= Exercise instructions =
Locate every line in the material below that has the word "possible". Copy each of those lines.

•••••

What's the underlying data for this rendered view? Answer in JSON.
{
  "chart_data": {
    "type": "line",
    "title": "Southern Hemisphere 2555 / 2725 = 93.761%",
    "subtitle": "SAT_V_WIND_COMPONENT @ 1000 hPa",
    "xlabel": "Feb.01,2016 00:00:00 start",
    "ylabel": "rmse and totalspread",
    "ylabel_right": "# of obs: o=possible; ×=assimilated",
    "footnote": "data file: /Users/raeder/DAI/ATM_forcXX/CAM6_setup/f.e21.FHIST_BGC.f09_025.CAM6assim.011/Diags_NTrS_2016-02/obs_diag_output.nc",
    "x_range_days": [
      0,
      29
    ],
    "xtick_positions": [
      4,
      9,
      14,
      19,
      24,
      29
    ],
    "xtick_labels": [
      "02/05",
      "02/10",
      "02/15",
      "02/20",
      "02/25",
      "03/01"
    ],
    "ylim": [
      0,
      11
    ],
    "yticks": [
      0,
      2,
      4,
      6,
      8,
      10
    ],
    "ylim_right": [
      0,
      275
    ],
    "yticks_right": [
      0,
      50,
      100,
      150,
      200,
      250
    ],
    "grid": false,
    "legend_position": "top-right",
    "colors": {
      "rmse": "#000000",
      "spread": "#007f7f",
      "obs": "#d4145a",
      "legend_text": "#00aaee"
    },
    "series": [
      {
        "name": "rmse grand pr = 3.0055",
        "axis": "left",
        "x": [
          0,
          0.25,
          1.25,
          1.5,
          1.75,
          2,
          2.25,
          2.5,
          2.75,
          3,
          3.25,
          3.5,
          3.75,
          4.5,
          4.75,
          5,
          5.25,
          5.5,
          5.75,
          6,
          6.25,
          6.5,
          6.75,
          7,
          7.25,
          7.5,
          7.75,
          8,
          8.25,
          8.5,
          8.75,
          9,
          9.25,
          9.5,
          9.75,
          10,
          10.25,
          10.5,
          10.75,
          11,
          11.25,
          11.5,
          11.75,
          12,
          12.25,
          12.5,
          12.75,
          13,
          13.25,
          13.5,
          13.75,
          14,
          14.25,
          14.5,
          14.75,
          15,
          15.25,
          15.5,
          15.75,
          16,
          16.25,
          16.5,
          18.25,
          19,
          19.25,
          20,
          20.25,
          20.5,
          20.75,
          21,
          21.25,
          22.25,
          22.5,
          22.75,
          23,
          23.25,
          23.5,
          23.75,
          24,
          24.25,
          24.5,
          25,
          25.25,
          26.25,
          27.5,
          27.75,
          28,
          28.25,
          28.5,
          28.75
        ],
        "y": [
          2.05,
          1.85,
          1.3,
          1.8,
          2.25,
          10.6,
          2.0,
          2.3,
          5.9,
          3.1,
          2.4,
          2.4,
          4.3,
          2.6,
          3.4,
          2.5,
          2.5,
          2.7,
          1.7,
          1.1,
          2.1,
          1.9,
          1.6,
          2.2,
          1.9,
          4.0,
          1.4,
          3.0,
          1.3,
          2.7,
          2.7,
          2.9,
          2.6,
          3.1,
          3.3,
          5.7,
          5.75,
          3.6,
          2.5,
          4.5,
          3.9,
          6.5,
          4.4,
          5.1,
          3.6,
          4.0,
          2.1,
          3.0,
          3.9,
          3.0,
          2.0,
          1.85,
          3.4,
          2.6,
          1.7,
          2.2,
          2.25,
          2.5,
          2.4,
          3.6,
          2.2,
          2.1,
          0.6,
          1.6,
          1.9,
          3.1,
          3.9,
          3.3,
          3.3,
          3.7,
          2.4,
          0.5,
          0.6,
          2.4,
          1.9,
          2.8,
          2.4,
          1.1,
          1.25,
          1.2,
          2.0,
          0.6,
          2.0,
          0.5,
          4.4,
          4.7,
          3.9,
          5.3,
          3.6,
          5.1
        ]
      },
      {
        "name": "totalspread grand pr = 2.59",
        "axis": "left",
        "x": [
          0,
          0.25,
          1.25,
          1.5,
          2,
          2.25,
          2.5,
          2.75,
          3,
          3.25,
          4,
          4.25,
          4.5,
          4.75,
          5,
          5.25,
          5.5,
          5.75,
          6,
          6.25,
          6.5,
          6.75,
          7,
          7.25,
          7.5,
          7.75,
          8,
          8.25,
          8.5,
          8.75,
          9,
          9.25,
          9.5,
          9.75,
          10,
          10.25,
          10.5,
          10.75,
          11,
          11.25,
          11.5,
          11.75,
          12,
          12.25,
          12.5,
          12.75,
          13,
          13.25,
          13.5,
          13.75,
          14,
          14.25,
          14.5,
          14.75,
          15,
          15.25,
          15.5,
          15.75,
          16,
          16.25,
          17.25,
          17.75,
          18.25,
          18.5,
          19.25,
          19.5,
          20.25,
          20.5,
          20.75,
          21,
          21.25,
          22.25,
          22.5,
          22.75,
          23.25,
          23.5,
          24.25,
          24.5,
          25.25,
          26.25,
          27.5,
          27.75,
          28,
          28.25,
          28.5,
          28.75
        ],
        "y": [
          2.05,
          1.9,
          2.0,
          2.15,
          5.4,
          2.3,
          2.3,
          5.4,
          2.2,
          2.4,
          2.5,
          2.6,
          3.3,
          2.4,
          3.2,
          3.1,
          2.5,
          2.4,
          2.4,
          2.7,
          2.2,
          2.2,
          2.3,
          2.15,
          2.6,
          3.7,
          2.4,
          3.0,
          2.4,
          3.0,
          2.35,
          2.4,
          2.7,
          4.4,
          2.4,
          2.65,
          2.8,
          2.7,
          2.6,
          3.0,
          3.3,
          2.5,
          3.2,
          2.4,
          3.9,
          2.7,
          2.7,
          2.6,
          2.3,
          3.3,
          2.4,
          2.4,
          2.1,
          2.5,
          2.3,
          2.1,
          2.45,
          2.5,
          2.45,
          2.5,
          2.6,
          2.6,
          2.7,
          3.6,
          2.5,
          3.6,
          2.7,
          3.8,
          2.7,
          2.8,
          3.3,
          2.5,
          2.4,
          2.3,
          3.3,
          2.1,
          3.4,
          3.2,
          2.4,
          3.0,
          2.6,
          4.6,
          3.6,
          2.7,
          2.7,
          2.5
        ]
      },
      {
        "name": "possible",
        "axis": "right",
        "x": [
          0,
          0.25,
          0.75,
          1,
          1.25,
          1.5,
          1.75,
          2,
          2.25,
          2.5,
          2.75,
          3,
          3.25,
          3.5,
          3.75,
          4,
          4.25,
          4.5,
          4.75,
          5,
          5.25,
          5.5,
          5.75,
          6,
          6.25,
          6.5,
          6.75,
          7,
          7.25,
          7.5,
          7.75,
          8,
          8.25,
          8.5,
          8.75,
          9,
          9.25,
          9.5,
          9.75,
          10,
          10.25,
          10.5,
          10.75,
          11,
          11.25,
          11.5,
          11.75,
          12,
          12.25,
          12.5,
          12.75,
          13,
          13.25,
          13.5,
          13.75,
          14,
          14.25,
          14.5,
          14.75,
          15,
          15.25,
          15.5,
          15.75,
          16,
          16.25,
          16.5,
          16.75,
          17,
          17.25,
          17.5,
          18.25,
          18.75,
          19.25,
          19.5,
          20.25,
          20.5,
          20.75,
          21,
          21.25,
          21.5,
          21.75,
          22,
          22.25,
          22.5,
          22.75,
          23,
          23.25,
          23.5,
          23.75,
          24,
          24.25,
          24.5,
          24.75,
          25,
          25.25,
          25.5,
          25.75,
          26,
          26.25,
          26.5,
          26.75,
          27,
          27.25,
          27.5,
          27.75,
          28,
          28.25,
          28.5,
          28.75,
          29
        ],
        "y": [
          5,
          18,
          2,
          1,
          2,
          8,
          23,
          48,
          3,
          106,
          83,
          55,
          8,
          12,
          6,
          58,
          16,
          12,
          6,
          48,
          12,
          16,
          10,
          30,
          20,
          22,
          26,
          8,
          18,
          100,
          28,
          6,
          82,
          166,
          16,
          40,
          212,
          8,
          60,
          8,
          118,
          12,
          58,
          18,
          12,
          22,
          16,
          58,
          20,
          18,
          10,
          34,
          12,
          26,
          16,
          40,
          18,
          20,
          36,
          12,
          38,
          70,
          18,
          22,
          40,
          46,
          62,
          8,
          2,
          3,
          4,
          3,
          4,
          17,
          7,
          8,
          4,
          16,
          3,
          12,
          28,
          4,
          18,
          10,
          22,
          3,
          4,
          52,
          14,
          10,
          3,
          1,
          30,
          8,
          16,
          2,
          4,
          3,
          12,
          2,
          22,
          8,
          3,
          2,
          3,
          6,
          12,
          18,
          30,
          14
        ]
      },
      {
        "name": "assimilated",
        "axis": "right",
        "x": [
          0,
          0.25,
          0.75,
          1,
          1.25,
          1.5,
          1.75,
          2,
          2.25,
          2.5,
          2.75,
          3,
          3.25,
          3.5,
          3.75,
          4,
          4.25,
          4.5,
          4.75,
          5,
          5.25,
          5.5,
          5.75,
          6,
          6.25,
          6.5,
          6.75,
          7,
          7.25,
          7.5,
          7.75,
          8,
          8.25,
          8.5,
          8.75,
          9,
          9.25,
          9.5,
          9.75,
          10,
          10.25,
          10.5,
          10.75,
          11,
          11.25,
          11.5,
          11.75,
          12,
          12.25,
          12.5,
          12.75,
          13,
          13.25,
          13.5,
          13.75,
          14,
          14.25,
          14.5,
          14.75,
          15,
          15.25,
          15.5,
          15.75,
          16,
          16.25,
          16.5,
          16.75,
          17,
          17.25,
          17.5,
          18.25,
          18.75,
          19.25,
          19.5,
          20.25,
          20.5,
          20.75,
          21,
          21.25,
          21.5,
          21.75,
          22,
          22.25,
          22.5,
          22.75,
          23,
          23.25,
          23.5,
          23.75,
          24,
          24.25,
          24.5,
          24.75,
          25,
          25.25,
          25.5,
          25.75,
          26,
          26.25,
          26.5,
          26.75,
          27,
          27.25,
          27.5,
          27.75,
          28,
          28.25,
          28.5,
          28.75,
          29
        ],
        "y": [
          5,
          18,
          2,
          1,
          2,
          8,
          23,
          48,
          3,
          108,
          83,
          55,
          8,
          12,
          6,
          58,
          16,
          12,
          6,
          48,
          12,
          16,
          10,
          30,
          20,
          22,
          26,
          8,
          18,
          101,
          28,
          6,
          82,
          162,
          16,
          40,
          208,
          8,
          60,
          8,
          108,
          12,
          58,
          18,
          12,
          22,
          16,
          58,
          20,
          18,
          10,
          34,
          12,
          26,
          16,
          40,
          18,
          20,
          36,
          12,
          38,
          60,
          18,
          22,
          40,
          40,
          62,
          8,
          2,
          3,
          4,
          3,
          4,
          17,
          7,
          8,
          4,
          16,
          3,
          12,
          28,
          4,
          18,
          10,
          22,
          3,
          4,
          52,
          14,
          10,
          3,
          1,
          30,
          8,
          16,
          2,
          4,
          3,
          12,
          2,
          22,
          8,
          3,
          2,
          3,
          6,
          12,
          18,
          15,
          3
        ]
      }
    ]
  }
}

•••••

= Output below =
    "ylabel_right": "# of obs: o=possible; ×=assimilated",
        "name": "possible",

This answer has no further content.